**TUGAS ANDA**
(a) Menurut W.J.S. Purwadarminta dalam teks tentang pengertian pemerintahan, apa arti kata "pemerintahan"?
(b) Terjemahkan kalimat berikut dari teks tentang pengertian pemerintahan ke dalam bahasa Inggris: "Pemerintahan berasal dari kata pemerintah dengan asal kata perintah."
(c) Lanjutkan teks tentang pengertian sistem dan pemerintahan mulai dari kalimat terakhirnya.

**KUTIPAN SUMBER**
Menurut Carl J. Fredrich,[7] yang dikutip oleh Moh. Kusnardi dan Hermaily Ibrahim, sistem diartikan sebagai suatu keseluruhan terdiri dari beberapa bagian yang mempunyai hubungan fungsionil baik antara bagian-bagian maupun hubungan fungsionil terhadap keseluruhannya sehingga hubungan itu menimbulkan suatu ketergantungan antara bagian-bagian yang akibatnya jika salah satu bagian tidak bekerja dengan baik akan mempengaruhi keseluruhan itu.

1.2. Pengertian Pemerintahan
Pemerintahan berasal dari kata pemerintah dengan asal kata perintah. Adapun arti kata tersebut menurut W.J.S. Purwadarminta adalah sebagai berikut:
a) perintah adalah perkataan yang bermaksud menyuruh mlakukan sesuatu
b) pemerintah adalah kekuasaan memerintah suatu negara (daerah negara) atau badan yang tertinggi yang memerintah suatu negara (seperti kabinet merupakan suatu pemerintah).
c) Pemerintahan adalah perbuatan (cara, hal, urusan dan sebagainya) memerintah.

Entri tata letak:
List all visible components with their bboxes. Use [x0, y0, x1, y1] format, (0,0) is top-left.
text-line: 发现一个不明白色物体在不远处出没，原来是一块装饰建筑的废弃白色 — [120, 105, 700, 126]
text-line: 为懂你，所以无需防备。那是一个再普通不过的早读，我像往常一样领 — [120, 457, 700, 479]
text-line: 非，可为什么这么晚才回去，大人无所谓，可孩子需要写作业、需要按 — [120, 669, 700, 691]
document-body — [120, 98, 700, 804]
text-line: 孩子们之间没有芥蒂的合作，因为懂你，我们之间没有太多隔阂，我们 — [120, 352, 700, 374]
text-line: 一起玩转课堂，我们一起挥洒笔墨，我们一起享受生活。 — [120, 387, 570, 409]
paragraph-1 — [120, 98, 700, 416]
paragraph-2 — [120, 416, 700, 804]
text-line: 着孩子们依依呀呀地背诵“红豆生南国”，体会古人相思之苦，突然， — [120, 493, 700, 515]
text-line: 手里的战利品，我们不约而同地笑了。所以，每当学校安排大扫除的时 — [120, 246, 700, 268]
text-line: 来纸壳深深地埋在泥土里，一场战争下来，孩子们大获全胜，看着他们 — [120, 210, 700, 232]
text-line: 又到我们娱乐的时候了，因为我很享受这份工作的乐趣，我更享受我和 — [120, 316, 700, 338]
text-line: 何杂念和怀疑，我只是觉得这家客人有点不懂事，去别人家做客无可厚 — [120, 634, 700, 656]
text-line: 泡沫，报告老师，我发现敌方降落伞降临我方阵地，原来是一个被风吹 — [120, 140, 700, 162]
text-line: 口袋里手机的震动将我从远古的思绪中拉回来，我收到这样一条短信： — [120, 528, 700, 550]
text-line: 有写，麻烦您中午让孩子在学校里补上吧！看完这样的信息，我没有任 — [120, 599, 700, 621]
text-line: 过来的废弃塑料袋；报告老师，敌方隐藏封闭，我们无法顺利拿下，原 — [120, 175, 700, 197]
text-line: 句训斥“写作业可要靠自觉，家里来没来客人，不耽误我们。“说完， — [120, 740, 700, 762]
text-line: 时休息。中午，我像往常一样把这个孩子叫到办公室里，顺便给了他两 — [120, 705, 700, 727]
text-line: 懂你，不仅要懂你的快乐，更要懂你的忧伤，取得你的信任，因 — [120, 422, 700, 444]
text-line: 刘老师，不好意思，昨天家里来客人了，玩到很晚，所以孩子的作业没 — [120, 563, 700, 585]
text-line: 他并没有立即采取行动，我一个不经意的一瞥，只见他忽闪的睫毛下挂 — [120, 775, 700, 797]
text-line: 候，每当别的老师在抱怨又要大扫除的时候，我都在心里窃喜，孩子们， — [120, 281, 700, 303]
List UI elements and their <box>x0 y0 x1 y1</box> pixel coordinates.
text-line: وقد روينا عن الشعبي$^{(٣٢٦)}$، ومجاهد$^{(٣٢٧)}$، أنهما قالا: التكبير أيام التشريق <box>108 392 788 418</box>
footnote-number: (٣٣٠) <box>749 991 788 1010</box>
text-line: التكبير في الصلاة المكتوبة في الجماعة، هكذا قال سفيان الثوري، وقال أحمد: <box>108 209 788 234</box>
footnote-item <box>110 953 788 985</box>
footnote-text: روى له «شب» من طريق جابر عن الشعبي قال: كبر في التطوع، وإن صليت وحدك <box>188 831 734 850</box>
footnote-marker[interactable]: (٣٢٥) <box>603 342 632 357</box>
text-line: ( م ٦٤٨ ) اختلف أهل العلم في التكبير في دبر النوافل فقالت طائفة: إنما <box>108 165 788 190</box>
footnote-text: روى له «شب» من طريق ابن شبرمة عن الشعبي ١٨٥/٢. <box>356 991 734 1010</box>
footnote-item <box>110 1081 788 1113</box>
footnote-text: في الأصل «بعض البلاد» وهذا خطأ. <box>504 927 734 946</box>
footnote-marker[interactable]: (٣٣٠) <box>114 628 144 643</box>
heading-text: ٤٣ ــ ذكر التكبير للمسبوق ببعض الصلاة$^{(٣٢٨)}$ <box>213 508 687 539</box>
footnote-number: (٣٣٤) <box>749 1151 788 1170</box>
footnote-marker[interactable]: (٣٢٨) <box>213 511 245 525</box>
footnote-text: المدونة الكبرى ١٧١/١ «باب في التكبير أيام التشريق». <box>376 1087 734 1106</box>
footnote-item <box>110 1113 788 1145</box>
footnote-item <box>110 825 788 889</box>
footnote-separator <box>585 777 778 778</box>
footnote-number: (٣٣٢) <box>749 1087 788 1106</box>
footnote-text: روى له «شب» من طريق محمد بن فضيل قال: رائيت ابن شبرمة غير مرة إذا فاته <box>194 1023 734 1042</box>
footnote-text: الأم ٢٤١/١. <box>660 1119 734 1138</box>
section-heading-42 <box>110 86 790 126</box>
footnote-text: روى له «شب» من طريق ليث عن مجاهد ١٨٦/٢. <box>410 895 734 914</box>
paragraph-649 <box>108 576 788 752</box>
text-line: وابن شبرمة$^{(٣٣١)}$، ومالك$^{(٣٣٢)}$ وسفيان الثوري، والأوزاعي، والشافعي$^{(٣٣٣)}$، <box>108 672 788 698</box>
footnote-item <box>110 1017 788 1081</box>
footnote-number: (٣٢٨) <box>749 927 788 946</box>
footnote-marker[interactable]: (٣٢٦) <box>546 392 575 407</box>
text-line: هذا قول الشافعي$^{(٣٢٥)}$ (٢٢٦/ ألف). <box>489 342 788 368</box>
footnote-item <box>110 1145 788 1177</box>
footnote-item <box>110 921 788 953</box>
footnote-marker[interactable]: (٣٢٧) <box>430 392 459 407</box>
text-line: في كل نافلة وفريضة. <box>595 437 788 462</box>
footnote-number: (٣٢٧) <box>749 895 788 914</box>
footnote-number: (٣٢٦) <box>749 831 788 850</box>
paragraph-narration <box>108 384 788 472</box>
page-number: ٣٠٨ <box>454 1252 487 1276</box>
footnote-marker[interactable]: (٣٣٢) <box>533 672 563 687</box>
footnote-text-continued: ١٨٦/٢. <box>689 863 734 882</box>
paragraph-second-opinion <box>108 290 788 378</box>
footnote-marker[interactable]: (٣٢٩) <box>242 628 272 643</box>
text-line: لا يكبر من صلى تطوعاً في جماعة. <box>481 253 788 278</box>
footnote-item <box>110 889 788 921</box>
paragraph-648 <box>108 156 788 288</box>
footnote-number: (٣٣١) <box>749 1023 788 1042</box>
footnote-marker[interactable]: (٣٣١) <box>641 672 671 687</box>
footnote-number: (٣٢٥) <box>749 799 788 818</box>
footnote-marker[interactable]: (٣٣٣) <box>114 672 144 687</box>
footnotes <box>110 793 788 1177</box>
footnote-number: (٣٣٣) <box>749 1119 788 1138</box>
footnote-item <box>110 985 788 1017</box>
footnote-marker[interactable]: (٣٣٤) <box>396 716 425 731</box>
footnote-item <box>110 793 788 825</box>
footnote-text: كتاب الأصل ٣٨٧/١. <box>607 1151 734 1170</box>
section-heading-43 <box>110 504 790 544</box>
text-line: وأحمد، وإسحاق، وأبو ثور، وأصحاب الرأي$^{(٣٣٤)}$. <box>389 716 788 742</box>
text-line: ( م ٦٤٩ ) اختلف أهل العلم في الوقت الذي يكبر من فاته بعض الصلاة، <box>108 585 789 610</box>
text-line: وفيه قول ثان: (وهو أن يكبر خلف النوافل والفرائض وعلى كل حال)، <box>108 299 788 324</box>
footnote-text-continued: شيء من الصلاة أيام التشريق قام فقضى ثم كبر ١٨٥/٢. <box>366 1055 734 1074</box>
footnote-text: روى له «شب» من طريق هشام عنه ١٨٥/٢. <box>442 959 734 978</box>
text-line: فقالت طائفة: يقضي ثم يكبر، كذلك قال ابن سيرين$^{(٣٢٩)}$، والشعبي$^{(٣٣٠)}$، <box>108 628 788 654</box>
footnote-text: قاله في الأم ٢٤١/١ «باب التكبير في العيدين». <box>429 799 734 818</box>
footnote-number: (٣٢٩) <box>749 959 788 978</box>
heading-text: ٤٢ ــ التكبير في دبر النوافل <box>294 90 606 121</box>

**JAWABAN LATIHAN**
(a) Pemerintahan adalah perbuatan (cara, hal, urusan dan sebagainya) memerintah.

(b) The word "pemerintahan" comes from the word "pemerintah," whose root word is "perintah."

(c)
Menurut Moh. Kusnardi dan Hermaily Ibrahim,[8] Pemerintah dalam arti luas adalah segala urusan yang dilakukan oleh negara dalam menyelenggarakan kesejahteraan rakyatnya dan kepentingan negaranya sendiri, jadi tidak diartikan sebagai pemerintah yang hanya menjalankan tugas eksekutif saja, melainkan juga meliputi tugas-tugas lainnya termasuk legislatif dan yudikatif. Karena itu membicarakan sistem pemerintahan adalah membicarakan bagaimana pembagian kekuasaan serta hubungan antara lembaga-lembaga negara yang menjalankan kekuasaan-kekuasaan negara itu, dalam rangka menyelenggarkan kepentingan rakyat.
Ditinjau dari segi pembagian kekuasaannya, organissi pemerintahan itu dibagi menurut garis horisontal dan vertikal. Pembagian kekuasaan secara horisontal didasarkan atas sifat tugas yang berbeda-beda jenisnya yang menimbulkan berbagai macam lembaga di dalam suatu negara, sedangkan pembagian kekuasaan secara vertikal melahirkan dua garis hubungan antara Pusat dan Daerah dalam sistem desentralisasi dan dekonsentrasi.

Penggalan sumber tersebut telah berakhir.